→ Problem:
Below are some records. Copy every line in them that holds "more".
== Input
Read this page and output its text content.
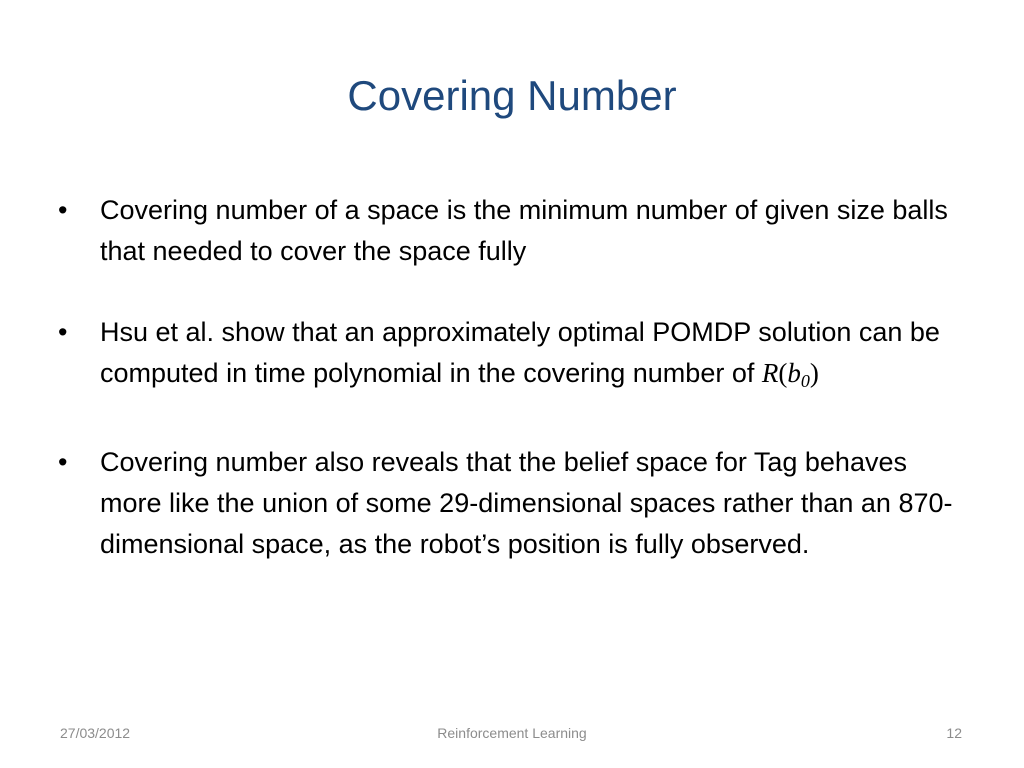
Covering Number
• Covering number of a space is the minimum number of given size balls that needed to cover the space fully
• Hsu et al. show that an approximately optimal POMDP solution can be computed in time polynomial in the covering number of R(b0)
• Covering number also reveals that the belief space for Tag behaves more like the union of some 29-dimensional spaces rather than an 870-dimensional space, as the robot’s position is fully observed.
27/03/2012	Reinforcement Learning	12
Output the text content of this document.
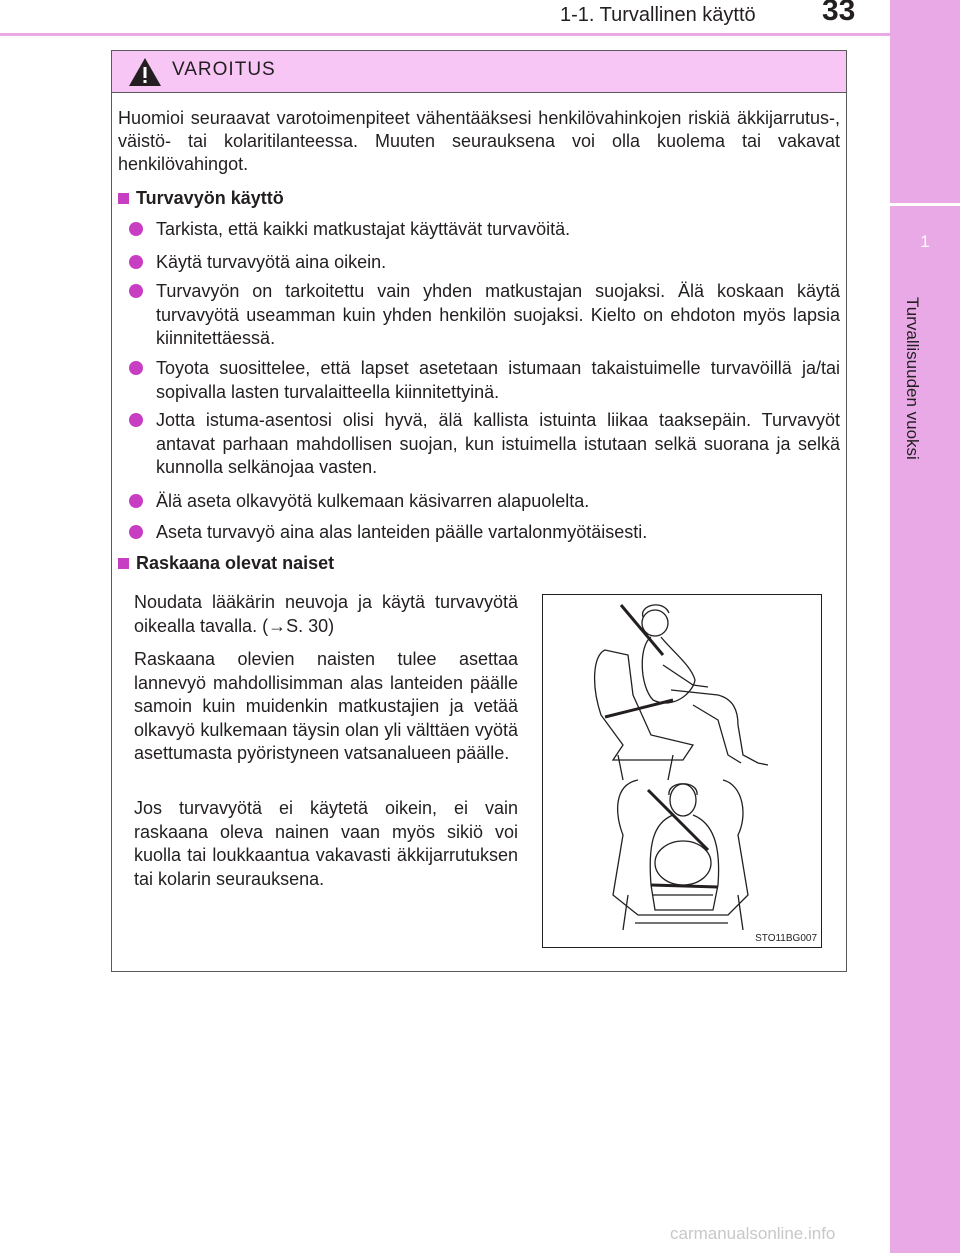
1-1. Turvallinen käyttö	33
1
Turvallisuuden vuoksi
VAROITUS
Huomioi seuraavat varotoimenpiteet vähentääksesi henkilövahinkojen riskiä äkkijarrutus-, väistö- tai kolaritilanteessa. Muuten seurauksena voi olla kuolema tai vakavat henkilövahingot.
Turvavyön käyttö
Tarkista, että kaikki matkustajat käyttävät turvavöitä.
Käytä turvavyötä aina oikein.
Turvavyön on tarkoitettu vain yhden matkustajan suojaksi. Älä koskaan käytä turvavyötä useamman kuin yhden henkilön suojaksi. Kielto on ehdoton myös lapsia kiinnitettäessä.
Toyota suosittelee, että lapset asetetaan istumaan takaistuimelle turvavöillä ja/tai sopivalla lasten turvalaitteella kiinnitettyinä.
Jotta istuma-asentosi olisi hyvä, älä kallista istuinta liikaa taaksepäin. Turvavyöt antavat parhaan mahdollisen suojan, kun istuimella istutaan selkä suorana ja selkä kunnolla selkänojaa vasten.
Älä aseta olkavyötä kulkemaan käsivarren alapuolelta.
Aseta turvavyö aina alas lanteiden päälle vartalonmyötäisesti.
Raskaana olevat naiset
Noudata lääkärin neuvoja ja käytä turvavyötä oikealla tavalla. (→S. 30)
Raskaana olevien naisten tulee asettaa lannevyö mahdollisimman alas lanteiden päälle samoin kuin muidenkin matkustajien ja vetää olkavyö kulkemaan täysin olan yli välttäen vyötä asettumasta pyöristyneen vatsanalueen päälle.
Jos turvavyötä ei käytetä oikein, ei vain raskaana oleva nainen vaan myös sikiö voi kuolla tai loukkaantua vakavasti äkkijarrutuksen tai kolarin seurauksena.
STO11BG007
carmanualsonline.info
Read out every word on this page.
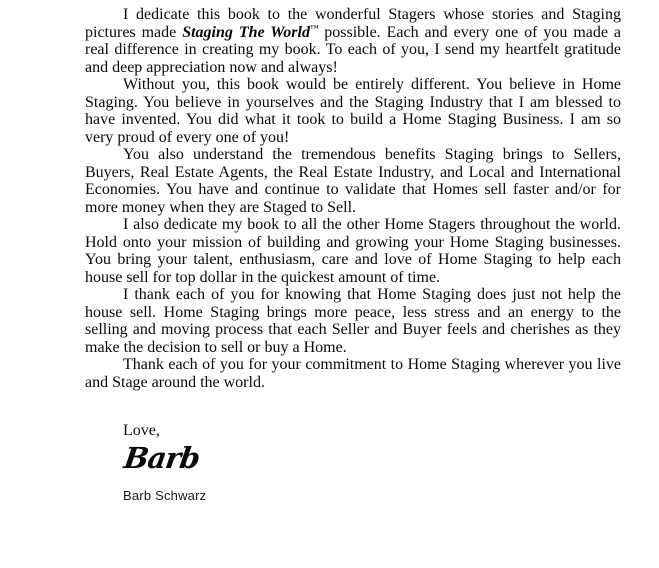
I dedicate this book to the wonderful Stagers whose stories and Staging pictures made Staging The World™ possible. Each and every one of you made a real difference in creating my book. To each of you, I send my heartfelt gratitude and deep appreciation now and always!

Without you, this book would be entirely different. You believe in Home Staging. You believe in yourselves and the Staging Industry that I am blessed to have invented. You did what it took to build a Home Staging Business. I am so very proud of every one of you!

You also understand the tremendous benefits Staging brings to Sellers, Buyers, Real Estate Agents, the Real Estate Industry, and Local and International Economies. You have and continue to validate that Homes sell faster and/or for more money when they are Staged to Sell.

I also dedicate my book to all the other Home Stagers throughout the world. Hold onto your mission of building and growing your Home Staging businesses. You bring your talent, enthusiasm, care and love of Home Staging to help each house sell for top dollar in the quickest amount of time.

I thank each of you for knowing that Home Staging does just not help the house sell. Home Staging brings more peace, less stress and an energy to the selling and moving process that each Seller and Buyer feels and cherishes as they make the decision to sell or buy a Home.

Thank each of you for your commitment to Home Staging wherever you live and Stage around the world.

Love,

Barb
Barb Schwarz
====
→ The response:
• Covering number also reveals that the belief space for Tag behaves more like the union of some 29-dimensional spaces rather than an 870-dimensional space, as the robot’s position is fully observed.
You also understand the tremendous benefits Staging brings to Sellers, Buyers, Real Estate Agents, the Real Estate Industry, and Local and International Economies. You have and continue to validate that Homes sell faster and/or for more money when they are Staged to Sell.
I thank each of you for knowing that Home Staging does just not help the house sell. Home Staging brings more peace, less stress and an energy to the selling and moving process that each Seller and Buyer feels and cherishes as they make the decision to sell or buy a Home.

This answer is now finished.